TASK TO COMPLETE:
Nothing other than the lines from the one containing "Serialize everything readable" through the close of the entries below should be printed, each exactly.

PROVIDED DATA:
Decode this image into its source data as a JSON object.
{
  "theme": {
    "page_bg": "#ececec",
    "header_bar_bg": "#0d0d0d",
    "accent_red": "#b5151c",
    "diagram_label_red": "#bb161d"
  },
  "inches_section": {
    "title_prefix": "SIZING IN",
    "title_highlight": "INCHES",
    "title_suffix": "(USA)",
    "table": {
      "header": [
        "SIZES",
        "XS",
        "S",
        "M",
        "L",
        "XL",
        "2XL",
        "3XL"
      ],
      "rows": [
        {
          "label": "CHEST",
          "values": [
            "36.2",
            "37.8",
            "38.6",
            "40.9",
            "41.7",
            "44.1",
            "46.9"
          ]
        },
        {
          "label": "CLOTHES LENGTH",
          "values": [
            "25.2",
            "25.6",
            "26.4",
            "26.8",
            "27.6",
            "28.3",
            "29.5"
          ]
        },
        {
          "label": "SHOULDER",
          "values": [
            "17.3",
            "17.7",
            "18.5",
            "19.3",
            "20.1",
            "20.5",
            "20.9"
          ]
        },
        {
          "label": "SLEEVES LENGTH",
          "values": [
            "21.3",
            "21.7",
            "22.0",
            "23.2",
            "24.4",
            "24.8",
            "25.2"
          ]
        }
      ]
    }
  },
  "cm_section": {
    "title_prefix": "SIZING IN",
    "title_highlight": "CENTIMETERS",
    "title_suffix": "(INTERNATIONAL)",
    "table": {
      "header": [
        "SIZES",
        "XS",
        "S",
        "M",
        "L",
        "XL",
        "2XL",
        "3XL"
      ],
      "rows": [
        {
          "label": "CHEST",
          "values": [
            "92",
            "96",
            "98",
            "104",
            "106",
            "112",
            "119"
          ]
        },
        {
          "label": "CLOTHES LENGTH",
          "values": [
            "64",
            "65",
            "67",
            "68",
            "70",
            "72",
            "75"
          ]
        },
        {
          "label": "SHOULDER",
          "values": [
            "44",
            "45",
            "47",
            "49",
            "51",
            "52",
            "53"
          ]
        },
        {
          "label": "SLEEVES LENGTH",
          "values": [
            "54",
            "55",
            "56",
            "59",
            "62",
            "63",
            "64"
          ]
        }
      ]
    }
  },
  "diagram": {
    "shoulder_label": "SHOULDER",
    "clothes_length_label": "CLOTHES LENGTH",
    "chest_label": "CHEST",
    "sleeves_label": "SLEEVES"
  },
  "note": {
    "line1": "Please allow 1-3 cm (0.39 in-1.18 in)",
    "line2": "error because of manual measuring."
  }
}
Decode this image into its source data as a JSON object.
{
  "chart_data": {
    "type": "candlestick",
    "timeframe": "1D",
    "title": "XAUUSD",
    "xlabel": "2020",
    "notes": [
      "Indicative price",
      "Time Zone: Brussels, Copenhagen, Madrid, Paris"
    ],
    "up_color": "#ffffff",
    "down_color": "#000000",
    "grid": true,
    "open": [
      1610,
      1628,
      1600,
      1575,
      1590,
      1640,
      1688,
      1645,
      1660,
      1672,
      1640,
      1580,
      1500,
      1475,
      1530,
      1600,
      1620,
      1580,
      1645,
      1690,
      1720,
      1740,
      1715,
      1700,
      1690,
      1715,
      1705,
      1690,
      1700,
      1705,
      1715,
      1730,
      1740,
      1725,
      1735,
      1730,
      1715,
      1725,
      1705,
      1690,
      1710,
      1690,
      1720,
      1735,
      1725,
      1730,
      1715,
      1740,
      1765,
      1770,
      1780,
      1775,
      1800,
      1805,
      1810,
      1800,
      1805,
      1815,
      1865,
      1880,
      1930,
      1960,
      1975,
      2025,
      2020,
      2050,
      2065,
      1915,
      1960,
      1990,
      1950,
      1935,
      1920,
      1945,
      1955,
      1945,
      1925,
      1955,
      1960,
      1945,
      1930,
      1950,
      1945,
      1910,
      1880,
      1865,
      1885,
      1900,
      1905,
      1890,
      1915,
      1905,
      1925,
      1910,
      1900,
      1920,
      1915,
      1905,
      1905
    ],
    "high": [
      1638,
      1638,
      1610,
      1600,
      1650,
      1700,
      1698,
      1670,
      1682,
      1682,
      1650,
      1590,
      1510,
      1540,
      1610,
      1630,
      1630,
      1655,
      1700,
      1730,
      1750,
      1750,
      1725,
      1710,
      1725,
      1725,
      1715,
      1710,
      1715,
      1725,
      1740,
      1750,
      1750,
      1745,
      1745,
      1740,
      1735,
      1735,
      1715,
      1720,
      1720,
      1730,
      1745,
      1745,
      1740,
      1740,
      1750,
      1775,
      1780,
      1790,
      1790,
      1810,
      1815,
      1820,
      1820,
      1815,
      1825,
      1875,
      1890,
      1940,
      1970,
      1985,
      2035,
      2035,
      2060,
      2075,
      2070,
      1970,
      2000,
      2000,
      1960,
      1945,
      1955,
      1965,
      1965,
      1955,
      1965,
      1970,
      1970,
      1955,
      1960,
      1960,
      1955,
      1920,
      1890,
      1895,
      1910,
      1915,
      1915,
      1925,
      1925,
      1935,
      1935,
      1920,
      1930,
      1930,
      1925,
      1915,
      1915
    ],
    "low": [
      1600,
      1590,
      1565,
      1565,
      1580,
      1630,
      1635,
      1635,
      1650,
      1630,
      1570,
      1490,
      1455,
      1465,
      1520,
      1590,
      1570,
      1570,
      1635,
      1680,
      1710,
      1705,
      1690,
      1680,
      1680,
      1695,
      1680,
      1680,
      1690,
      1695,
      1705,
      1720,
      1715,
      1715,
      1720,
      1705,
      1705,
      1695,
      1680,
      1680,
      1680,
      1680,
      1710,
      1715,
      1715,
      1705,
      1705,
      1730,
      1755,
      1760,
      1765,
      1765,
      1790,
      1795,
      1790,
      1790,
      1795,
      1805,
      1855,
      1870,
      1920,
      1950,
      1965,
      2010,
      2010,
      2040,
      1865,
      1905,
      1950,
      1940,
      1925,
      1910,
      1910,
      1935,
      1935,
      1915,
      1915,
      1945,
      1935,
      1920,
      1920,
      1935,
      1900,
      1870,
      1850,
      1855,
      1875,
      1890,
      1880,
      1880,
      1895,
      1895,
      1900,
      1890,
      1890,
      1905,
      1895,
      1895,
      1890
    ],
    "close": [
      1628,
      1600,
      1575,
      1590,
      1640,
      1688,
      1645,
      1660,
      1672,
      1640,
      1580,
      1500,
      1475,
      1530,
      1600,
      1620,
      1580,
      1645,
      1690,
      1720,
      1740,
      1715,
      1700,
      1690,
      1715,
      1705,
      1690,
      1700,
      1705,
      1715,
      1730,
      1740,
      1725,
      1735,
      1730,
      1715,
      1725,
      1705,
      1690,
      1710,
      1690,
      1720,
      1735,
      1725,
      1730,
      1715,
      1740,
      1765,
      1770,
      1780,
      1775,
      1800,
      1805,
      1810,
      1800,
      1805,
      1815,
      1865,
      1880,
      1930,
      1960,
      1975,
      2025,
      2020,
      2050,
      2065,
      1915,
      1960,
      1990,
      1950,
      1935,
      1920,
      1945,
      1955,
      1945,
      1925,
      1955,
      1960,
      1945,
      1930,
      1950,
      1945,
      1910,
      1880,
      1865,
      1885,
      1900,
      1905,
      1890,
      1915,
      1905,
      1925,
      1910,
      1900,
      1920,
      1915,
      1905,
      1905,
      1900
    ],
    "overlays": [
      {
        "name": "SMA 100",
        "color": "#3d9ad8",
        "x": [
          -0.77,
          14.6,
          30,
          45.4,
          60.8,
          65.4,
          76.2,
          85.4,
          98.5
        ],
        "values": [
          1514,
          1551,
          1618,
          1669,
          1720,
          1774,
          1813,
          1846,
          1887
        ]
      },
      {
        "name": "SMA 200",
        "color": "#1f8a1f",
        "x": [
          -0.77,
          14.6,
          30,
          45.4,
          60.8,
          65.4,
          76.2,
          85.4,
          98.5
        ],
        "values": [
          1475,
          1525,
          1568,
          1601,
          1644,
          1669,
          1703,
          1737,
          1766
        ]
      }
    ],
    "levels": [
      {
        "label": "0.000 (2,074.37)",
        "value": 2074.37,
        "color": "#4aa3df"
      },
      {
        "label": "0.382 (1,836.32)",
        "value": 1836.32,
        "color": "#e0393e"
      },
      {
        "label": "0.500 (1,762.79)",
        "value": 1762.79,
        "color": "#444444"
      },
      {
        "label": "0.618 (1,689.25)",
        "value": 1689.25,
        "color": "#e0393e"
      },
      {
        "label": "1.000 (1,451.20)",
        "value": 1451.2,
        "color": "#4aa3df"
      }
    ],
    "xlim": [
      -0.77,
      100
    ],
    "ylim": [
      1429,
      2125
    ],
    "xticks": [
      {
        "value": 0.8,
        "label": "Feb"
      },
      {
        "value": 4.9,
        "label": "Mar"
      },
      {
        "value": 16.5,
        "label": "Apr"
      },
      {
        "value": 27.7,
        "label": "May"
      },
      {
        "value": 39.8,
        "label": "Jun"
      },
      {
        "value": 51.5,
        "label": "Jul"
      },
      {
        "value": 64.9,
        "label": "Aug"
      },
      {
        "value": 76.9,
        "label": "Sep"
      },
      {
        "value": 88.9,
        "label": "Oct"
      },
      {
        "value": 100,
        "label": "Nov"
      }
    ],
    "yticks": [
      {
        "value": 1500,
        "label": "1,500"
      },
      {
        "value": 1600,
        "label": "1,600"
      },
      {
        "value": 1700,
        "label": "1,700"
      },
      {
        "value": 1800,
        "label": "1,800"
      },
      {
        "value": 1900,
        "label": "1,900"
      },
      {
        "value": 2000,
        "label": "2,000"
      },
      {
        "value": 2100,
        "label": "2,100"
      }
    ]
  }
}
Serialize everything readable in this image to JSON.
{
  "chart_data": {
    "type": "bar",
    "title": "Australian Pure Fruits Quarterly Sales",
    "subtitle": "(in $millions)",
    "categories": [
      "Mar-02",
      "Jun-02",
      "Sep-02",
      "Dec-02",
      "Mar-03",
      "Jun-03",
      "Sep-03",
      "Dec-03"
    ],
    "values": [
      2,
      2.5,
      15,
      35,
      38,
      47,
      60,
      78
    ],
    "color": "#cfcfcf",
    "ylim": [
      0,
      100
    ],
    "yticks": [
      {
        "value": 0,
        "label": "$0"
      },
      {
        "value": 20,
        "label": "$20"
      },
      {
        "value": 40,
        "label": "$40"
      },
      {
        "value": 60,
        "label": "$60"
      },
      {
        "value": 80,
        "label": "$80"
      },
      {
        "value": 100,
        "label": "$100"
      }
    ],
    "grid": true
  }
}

THE ANSWER:
Serialize everything readable in this image to JSON.
{
  "chart_data": {
    "type": "bar",
    "title": "Australian Pure Fruits Quarterly Sales",
    "subtitle": "(in $millions)",
    "categories": [
      "Mar-02",
      "Jun-02",
      "Sep-02",
      "Dec-02",
      "Mar-03",
      "Jun-03",
      "Sep-03",
      "Dec-03"
    ],
    "values": [
      2,
      2.5,
      15,
      35,
      38,
      47,
      60,
      78
    ],
    "color": "#cfcfcf",
    "ylim": [
      0,
      100
    ],
    "yticks": [
      {
        "value": 0,
        "label": "$0"
      },
      {
        "value": 20,
        "label": "$20"
      },
      {
        "value": 40,
        "label": "$40"
      },
      {
        "value": 60,
        "label": "$60"
      },
      {
        "value": 80,
        "label": "$80"
      },
      {
        "value": 100,
        "label": "$100"
      }
    ],
    "grid": true
  }
}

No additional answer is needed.